Records from a data source
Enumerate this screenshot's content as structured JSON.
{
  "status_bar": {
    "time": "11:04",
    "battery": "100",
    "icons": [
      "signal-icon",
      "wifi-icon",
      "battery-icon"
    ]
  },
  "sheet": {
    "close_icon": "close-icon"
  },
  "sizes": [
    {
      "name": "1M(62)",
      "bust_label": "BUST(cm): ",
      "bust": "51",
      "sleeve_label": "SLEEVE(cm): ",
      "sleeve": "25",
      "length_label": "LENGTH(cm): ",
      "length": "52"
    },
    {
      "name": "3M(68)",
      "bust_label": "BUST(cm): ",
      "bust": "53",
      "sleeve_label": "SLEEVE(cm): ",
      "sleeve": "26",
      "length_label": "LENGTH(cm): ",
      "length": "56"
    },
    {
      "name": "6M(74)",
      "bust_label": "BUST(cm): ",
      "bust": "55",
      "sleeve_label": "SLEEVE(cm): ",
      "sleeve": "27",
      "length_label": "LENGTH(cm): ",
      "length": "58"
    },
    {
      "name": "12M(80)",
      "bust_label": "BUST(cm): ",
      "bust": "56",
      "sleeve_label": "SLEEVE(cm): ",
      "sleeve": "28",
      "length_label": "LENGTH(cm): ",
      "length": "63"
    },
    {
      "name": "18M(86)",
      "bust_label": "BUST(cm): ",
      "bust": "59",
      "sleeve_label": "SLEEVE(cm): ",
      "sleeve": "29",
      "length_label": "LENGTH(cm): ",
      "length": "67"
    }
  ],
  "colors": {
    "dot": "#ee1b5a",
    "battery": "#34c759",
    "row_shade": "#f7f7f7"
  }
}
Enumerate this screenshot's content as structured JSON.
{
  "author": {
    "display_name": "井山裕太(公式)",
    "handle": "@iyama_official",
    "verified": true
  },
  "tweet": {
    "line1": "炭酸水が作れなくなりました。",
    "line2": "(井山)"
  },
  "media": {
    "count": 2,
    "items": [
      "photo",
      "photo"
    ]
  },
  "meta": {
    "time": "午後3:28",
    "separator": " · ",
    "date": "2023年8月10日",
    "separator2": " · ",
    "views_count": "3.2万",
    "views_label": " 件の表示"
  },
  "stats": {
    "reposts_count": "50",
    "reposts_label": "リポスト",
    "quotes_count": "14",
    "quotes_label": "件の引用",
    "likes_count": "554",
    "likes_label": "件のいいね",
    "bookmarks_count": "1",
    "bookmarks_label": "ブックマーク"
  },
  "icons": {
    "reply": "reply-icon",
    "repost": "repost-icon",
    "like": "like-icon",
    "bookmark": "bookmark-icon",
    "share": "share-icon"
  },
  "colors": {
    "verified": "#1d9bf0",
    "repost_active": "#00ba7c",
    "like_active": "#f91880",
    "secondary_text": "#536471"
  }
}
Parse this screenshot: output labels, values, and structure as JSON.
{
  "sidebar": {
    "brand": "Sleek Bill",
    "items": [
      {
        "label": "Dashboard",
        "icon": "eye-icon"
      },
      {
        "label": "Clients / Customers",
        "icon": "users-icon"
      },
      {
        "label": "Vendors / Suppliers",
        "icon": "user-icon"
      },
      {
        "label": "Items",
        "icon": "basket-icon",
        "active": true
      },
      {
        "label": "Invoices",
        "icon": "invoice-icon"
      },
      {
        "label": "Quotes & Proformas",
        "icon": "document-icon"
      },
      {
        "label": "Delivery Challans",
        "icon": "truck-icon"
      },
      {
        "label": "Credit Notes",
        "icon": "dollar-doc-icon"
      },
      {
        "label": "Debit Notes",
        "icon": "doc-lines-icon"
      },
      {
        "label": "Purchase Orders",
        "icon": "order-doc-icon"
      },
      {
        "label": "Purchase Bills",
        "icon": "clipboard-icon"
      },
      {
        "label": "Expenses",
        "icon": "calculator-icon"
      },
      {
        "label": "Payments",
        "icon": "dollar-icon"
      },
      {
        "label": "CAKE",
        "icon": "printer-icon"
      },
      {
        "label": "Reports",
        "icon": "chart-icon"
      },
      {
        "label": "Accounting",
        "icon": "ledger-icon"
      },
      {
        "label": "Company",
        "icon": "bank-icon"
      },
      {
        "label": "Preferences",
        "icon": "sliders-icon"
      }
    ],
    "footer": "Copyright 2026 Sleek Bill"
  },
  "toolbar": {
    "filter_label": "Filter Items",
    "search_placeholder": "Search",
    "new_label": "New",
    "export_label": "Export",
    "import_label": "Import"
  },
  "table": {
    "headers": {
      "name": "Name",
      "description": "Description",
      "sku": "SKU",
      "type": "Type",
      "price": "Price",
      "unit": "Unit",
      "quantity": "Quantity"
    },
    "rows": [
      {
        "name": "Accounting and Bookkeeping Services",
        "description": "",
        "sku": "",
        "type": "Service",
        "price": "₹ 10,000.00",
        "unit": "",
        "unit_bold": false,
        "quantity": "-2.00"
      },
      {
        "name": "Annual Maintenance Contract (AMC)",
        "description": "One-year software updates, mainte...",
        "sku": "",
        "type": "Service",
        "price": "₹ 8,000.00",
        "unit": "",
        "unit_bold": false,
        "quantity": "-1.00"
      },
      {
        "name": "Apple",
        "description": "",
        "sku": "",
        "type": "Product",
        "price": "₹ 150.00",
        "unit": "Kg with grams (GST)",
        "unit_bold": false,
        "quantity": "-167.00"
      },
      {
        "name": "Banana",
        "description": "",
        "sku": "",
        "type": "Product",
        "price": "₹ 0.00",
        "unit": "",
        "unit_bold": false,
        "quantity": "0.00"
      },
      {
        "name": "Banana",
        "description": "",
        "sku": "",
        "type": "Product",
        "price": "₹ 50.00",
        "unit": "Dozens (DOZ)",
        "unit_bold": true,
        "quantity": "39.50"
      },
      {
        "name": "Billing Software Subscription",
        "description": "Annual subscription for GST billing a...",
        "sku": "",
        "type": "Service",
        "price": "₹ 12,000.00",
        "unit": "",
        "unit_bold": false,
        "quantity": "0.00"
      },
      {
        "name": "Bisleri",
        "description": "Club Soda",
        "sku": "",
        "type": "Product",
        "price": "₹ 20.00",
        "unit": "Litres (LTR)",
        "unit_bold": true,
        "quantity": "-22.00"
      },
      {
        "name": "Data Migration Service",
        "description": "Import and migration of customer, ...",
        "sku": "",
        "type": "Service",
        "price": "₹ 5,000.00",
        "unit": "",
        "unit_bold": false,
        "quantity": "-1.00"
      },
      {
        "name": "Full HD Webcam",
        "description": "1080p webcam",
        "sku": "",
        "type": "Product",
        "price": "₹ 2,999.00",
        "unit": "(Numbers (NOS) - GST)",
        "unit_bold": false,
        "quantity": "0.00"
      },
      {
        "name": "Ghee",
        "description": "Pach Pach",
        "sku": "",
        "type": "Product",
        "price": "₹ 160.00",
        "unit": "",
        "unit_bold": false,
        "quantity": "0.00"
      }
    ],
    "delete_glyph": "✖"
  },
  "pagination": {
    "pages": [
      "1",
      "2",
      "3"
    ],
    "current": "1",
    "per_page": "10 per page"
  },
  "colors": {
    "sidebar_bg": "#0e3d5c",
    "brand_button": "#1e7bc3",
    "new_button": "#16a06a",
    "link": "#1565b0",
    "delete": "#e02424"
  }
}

▶ [Short problem] Take the entries above and transcribe them exactly.

▶ [Response for this exercise]
Enumerate this screenshot's content as structured JSON.
{
  "status_bar": {
    "time": "11:04",
    "battery": "100",
    "icons": [
      "signal-icon",
      "wifi-icon",
      "battery-icon"
    ]
  },
  "sheet": {
    "close_icon": "close-icon"
  },
  "sizes": [
    {
      "name": "1M(62)",
      "bust_label": "BUST(cm): ",
      "bust": "51",
      "sleeve_label": "SLEEVE(cm): ",
      "sleeve": "25",
      "length_label": "LENGTH(cm): ",
      "length": "52"
    },
    {
      "name": "3M(68)",
      "bust_label": "BUST(cm): ",
      "bust": "53",
      "sleeve_label": "SLEEVE(cm): ",
      "sleeve": "26",
      "length_label": "LENGTH(cm): ",
      "length": "56"
    },
    {
      "name": "6M(74)",
      "bust_label": "BUST(cm): ",
      "bust": "55",
      "sleeve_label": "SLEEVE(cm): ",
      "sleeve": "27",
      "length_label": "LENGTH(cm): ",
      "length": "58"
    },
    {
      "name": "12M(80)",
      "bust_label": "BUST(cm): ",
      "bust": "56",
      "sleeve_label": "SLEEVE(cm): ",
      "sleeve": "28",
      "length_label": "LENGTH(cm): ",
      "length": "63"
    },
    {
      "name": "18M(86)",
      "bust_label": "BUST(cm): ",
      "bust": "59",
      "sleeve_label": "SLEEVE(cm): ",
      "sleeve": "29",
      "length_label": "LENGTH(cm): ",
      "length": "67"
    }
  ],
  "colors": {
    "dot": "#ee1b5a",
    "battery": "#34c759",
    "row_shade": "#f7f7f7"
  }
}
Enumerate this screenshot's content as structured JSON.
{
  "author": {
    "display_name": "井山裕太(公式)",
    "handle": "@iyama_official",
    "verified": true
  },
  "tweet": {
    "line1": "炭酸水が作れなくなりました。",
    "line2": "(井山)"
  },
  "media": {
    "count": 2,
    "items": [
      "photo",
      "photo"
    ]
  },
  "meta": {
    "time": "午後3:28",
    "separator": " · ",
    "date": "2023年8月10日",
    "separator2": " · ",
    "views_count": "3.2万",
    "views_label": " 件の表示"
  },
  "stats": {
    "reposts_count": "50",
    "reposts_label": "リポスト",
    "quotes_count": "14",
    "quotes_label": "件の引用",
    "likes_count": "554",
    "likes_label": "件のいいね",
    "bookmarks_count": "1",
    "bookmarks_label": "ブックマーク"
  },
  "icons": {
    "reply": "reply-icon",
    "repost": "repost-icon",
    "like": "like-icon",
    "bookmark": "bookmark-icon",
    "share": "share-icon"
  },
  "colors": {
    "verified": "#1d9bf0",
    "repost_active": "#00ba7c",
    "like_active": "#f91880",
    "secondary_text": "#536471"
  }
}
Parse this screenshot: output labels, values, and structure as JSON.
{
  "sidebar": {
    "brand": "Sleek Bill",
    "items": [
      {
        "label": "Dashboard",
        "icon": "eye-icon"
      },
      {
        "label": "Clients / Customers",
        "icon": "users-icon"
      },
      {
        "label": "Vendors / Suppliers",
        "icon": "user-icon"
      },
      {
        "label": "Items",
        "icon": "basket-icon",
        "active": true
      },
      {
        "label": "Invoices",
        "icon": "invoice-icon"
      },
      {
        "label": "Quotes & Proformas",
        "icon": "document-icon"
      },
      {
        "label": "Delivery Challans",
        "icon": "truck-icon"
      },
      {
        "label": "Credit Notes",
        "icon": "dollar-doc-icon"
      },
      {
        "label": "Debit Notes",
        "icon": "doc-lines-icon"
      },
      {
        "label": "Purchase Orders",
        "icon": "order-doc-icon"
      },
      {
        "label": "Purchase Bills",
        "icon": "clipboard-icon"
      },
      {
        "label": "Expenses",
        "icon": "calculator-icon"
      },
      {
        "label": "Payments",
        "icon": "dollar-icon"
      },
      {
        "label": "CAKE",
        "icon": "printer-icon"
      },
      {
        "label": "Reports",
        "icon": "chart-icon"
      },
      {
        "label": "Accounting",
        "icon": "ledger-icon"
      },
      {
        "label": "Company",
        "icon": "bank-icon"
      },
      {
        "label": "Preferences",
        "icon": "sliders-icon"
      }
    ],
    "footer": "Copyright 2026 Sleek Bill"
  },
  "toolbar": {
    "filter_label": "Filter Items",
    "search_placeholder": "Search",
    "new_label": "New",
    "export_label": "Export",
    "import_label": "Import"
  },
  "table": {
    "headers": {
      "name": "Name",
      "description": "Description",
      "sku": "SKU",
      "type": "Type",
      "price": "Price",
      "unit": "Unit",
      "quantity": "Quantity"
    },
    "rows": [
      {
        "name": "Accounting and Bookkeeping Services",
        "description": "",
        "sku": "",
        "type": "Service",
        "price": "₹ 10,000.00",
        "unit": "",
        "unit_bold": false,
        "quantity": "-2.00"
      },
      {
        "name": "Annual Maintenance Contract (AMC)",
        "description": "One-year software updates, mainte...",
        "sku": "",
        "type": "Service",
        "price": "₹ 8,000.00",
        "unit": "",
        "unit_bold": false,
        "quantity": "-1.00"
      },
      {
        "name": "Apple",
        "description": "",
        "sku": "",
        "type": "Product",
        "price": "₹ 150.00",
        "unit": "Kg with grams (GST)",
        "unit_bold": false,
        "quantity": "-167.00"
      },
      {
        "name": "Banana",
        "description": "",
        "sku": "",
        "type": "Product",
        "price": "₹ 0.00",
        "unit": "",
        "unit_bold": false,
        "quantity": "0.00"
      },
      {
        "name": "Banana",
        "description": "",
        "sku": "",
        "type": "Product",
        "price": "₹ 50.00",
        "unit": "Dozens (DOZ)",
        "unit_bold": true,
        "quantity": "39.50"
      },
      {
        "name": "Billing Software Subscription",
        "description": "Annual subscription for GST billing a...",
        "sku": "",
        "type": "Service",
        "price": "₹ 12,000.00",
        "unit": "",
        "unit_bold": false,
        "quantity": "0.00"
      },
      {
        "name": "Bisleri",
        "description": "Club Soda",
        "sku": "",
        "type": "Product",
        "price": "₹ 20.00",
        "unit": "Litres (LTR)",
        "unit_bold": true,
        "quantity": "-22.00"
      },
      {
        "name": "Data Migration Service",
        "description": "Import and migration of customer, ...",
        "sku": "",
        "type": "Service",
        "price": "₹ 5,000.00",
        "unit": "",
        "unit_bold": false,
        "quantity": "-1.00"
      },
      {
        "name": "Full HD Webcam",
        "description": "1080p webcam",
        "sku": "",
        "type": "Product",
        "price": "₹ 2,999.00",
        "unit": "(Numbers (NOS) - GST)",
        "unit_bold": false,
        "quantity": "0.00"
      },
      {
        "name": "Ghee",
        "description": "Pach Pach",
        "sku": "",
        "type": "Product",
        "price": "₹ 160.00",
        "unit": "",
        "unit_bold": false,
        "quantity": "0.00"
      }
    ],
    "delete_glyph": "✖"
  },
  "pagination": {
    "pages": [
      "1",
      "2",
      "3"
    ],
    "current": "1",
    "per_page": "10 per page"
  },
  "colors": {
    "sidebar_bg": "#0e3d5c",
    "brand_button": "#1e7bc3",
    "new_button": "#16a06a",
    "link": "#1565b0",
    "delete": "#e02424"
  }
}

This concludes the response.